*TASK INSTRUCTIONS*
State how many lines in the listing below include the word "Kurze", and add nothing besides the number.
---
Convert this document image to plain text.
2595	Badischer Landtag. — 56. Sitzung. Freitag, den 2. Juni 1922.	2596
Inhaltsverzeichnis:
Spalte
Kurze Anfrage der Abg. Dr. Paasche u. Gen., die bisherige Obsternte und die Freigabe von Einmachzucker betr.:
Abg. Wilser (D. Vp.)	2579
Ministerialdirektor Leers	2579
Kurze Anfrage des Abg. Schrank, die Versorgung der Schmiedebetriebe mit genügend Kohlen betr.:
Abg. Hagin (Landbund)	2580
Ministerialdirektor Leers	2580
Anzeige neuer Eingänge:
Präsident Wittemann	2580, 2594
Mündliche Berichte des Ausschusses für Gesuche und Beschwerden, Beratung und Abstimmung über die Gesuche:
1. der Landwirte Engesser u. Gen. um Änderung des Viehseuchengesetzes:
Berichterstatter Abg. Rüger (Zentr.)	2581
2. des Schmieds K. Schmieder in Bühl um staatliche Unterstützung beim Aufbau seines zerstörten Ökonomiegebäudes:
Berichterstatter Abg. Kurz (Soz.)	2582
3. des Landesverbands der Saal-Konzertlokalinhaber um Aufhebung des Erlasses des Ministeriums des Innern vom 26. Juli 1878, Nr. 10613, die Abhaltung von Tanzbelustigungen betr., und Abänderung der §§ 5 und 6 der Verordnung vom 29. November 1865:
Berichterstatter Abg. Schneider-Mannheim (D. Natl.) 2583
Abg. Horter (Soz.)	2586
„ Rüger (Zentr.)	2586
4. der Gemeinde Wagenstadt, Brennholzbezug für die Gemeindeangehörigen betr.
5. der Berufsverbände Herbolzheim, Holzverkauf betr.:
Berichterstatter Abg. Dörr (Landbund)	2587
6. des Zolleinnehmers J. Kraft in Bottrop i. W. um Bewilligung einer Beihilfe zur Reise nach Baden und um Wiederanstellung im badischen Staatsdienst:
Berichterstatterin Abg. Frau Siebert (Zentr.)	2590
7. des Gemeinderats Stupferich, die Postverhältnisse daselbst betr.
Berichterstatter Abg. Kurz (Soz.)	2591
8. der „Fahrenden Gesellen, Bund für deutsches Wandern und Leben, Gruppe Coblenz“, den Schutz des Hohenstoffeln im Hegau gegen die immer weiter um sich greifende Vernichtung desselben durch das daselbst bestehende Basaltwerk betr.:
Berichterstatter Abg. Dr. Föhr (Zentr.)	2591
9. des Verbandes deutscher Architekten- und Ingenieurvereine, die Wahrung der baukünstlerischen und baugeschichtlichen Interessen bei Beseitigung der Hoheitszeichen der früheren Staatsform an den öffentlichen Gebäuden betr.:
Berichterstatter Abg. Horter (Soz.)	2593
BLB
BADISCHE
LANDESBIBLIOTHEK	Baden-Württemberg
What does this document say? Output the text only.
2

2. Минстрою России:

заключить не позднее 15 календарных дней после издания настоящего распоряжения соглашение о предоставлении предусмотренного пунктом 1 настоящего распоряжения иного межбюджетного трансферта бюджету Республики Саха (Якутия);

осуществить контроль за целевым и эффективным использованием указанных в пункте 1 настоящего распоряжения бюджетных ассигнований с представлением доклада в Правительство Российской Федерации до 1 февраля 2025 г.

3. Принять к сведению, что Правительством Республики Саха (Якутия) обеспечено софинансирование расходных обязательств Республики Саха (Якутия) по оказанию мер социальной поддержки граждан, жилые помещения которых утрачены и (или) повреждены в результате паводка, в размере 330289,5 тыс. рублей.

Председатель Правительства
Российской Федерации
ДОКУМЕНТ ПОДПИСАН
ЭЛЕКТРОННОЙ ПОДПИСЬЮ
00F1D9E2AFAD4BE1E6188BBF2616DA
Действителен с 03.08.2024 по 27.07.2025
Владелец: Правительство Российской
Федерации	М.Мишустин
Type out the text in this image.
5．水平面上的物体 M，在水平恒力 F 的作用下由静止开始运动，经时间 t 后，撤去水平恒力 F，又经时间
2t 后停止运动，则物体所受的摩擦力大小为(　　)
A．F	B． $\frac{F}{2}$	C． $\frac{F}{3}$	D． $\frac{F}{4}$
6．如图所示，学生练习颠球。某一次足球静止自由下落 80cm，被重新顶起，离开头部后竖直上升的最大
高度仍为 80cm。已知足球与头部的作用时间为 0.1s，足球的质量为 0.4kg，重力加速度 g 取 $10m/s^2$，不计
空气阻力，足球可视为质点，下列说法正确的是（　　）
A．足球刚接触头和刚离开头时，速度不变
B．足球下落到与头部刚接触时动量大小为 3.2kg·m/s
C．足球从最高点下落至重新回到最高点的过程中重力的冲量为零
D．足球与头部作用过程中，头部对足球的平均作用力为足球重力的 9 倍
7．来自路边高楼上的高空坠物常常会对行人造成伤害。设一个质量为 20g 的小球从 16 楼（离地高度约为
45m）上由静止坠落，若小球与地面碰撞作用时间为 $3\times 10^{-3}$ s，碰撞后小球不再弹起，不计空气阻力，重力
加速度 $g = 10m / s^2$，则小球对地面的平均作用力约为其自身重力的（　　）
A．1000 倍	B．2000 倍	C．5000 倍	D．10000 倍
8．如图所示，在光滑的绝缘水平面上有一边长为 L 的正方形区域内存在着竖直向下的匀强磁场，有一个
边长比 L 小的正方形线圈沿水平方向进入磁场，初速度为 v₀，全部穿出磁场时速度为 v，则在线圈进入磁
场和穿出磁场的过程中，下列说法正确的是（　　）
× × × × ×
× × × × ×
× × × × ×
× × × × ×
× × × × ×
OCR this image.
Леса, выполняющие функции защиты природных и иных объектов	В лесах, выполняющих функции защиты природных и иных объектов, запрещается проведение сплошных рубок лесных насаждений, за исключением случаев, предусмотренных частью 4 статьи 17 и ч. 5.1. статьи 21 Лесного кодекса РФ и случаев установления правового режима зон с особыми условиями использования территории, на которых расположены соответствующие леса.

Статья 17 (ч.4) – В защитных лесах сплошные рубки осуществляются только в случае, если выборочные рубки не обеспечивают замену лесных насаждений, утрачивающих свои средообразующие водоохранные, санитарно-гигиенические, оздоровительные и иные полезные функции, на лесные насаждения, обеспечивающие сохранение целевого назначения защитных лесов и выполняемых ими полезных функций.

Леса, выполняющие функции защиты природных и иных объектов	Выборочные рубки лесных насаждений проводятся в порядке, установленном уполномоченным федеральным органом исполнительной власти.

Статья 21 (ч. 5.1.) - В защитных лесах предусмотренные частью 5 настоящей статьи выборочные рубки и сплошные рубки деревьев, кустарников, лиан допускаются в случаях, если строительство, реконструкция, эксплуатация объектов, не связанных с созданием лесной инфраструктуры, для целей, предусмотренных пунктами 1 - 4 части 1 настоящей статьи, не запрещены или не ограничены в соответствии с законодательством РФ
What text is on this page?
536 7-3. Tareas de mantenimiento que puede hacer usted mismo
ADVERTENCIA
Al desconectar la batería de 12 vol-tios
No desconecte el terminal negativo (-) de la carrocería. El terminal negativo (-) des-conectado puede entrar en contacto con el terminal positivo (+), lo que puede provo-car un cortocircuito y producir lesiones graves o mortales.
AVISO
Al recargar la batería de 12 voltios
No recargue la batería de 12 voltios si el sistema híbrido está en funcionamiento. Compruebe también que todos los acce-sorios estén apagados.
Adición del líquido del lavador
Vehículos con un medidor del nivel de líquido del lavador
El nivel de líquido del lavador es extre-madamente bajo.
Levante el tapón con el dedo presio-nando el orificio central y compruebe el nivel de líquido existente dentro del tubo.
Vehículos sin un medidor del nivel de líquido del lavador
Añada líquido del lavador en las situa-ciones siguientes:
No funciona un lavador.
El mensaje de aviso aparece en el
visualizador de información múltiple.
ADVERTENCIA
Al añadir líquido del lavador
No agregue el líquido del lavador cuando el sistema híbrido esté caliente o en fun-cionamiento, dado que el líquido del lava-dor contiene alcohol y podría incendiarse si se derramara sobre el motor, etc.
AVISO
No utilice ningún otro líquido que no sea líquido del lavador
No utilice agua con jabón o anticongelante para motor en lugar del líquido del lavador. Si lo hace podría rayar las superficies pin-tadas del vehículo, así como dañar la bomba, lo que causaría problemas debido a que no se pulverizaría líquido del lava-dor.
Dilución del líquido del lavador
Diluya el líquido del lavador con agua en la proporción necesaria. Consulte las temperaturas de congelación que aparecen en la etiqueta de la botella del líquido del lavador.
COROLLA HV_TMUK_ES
---
*TASK SOLUTION*
2